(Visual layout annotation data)
——

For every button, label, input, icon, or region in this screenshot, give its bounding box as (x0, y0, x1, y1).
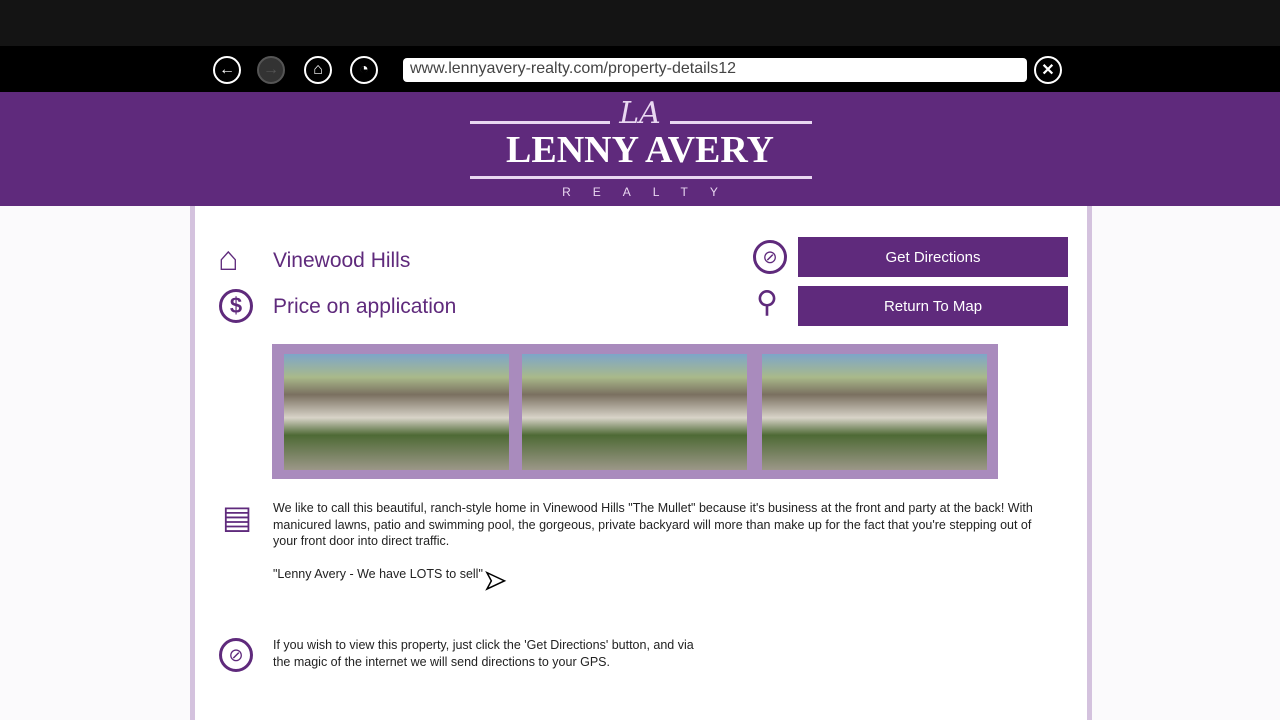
property-photo[interactable] (284, 354, 509, 470)
history-icon[interactable]: ◔ (350, 56, 378, 84)
property-photo[interactable] (762, 354, 987, 470)
map-pin-icon: ⚲ (756, 286, 778, 319)
document-icon: ▤ (222, 499, 253, 535)
compass-icon: ⊘ (753, 240, 787, 274)
logo-line (670, 121, 812, 124)
photo-gallery (272, 344, 998, 479)
property-description: We like to call this beautiful, ranch-st… (273, 501, 1033, 548)
directions-note: If you wish to view this property, just … (273, 638, 694, 669)
url-bar[interactable]: www.lennyavery-realty.com/property-detai… (403, 58, 1027, 82)
logo-line (470, 121, 610, 124)
property-location: Vinewood Hills (273, 249, 411, 272)
close-icon[interactable]: ✕ (1034, 56, 1062, 84)
compass-icon: ⊘ (219, 638, 253, 672)
property-photo[interactable] (522, 354, 747, 470)
slogan: "Lenny Avery - We have LOTS to sell" (273, 567, 483, 581)
return-to-map-button[interactable]: Return To Map (798, 286, 1068, 326)
property-price: Price on application (273, 295, 457, 318)
forward-icon[interactable]: → (257, 56, 285, 84)
back-icon[interactable]: ← (213, 56, 241, 84)
house-icon: ⌂ (218, 240, 239, 278)
get-directions-button[interactable]: Get Directions (798, 237, 1068, 277)
top-bar (0, 0, 1280, 46)
logo-name[interactable]: LENNY AVERY (470, 128, 810, 172)
logo-monogram: LA (619, 96, 661, 131)
home-icon[interactable]: ⌂ (304, 56, 332, 84)
mouse-cursor-icon: ➤ (483, 564, 506, 596)
logo-sub: REALTY (562, 185, 740, 199)
dollar-icon: $ (219, 289, 253, 323)
logo-line (470, 176, 812, 179)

——

Problem to work on → Duplicate every line of the rows above without any changes, and omit the pictures from your answer.

Written solution →
For every button, label, input, icon, or region in this screenshot, give its bounding box as (x0, y0, x1, y1).
property-photo[interactable] (284, 354, 509, 470)
history-icon[interactable]: ◔ (350, 56, 378, 84)
property-photo[interactable] (762, 354, 987, 470)
map-pin-icon: ⚲ (756, 286, 778, 319)
document-icon: ▤ (222, 499, 253, 535)
compass-icon: ⊘ (753, 240, 787, 274)
logo-line (670, 121, 812, 124)
photo-gallery (272, 344, 998, 479)
property-description: We like to call this beautiful, ranch-st… (273, 501, 1033, 548)
directions-note: If you wish to view this property, just … (273, 638, 694, 669)
url-bar[interactable]: www.lennyavery-realty.com/property-detai… (403, 58, 1027, 82)
logo-line (470, 121, 610, 124)
property-location: Vinewood Hills (273, 249, 411, 272)
close-icon[interactable]: ✕ (1034, 56, 1062, 84)
compass-icon: ⊘ (219, 638, 253, 672)
property-photo[interactable] (522, 354, 747, 470)
slogan: "Lenny Avery - We have LOTS to sell" (273, 567, 483, 581)
return-to-map-button[interactable]: Return To Map (798, 286, 1068, 326)
property-price: Price on application (273, 295, 457, 318)
forward-icon[interactable]: → (257, 56, 285, 84)
back-icon[interactable]: ← (213, 56, 241, 84)
house-icon: ⌂ (218, 240, 239, 278)
get-directions-button[interactable]: Get Directions (798, 237, 1068, 277)
top-bar (0, 0, 1280, 46)
logo-name[interactable]: LENNY AVERY (470, 128, 810, 172)
logo-monogram: LA (619, 96, 661, 131)
home-icon[interactable]: ⌂ (304, 56, 332, 84)
mouse-cursor-icon: ➤ (483, 564, 506, 596)
logo-sub: REALTY (562, 185, 740, 199)
dollar-icon: $ (219, 289, 253, 323)
logo-line (470, 176, 812, 179)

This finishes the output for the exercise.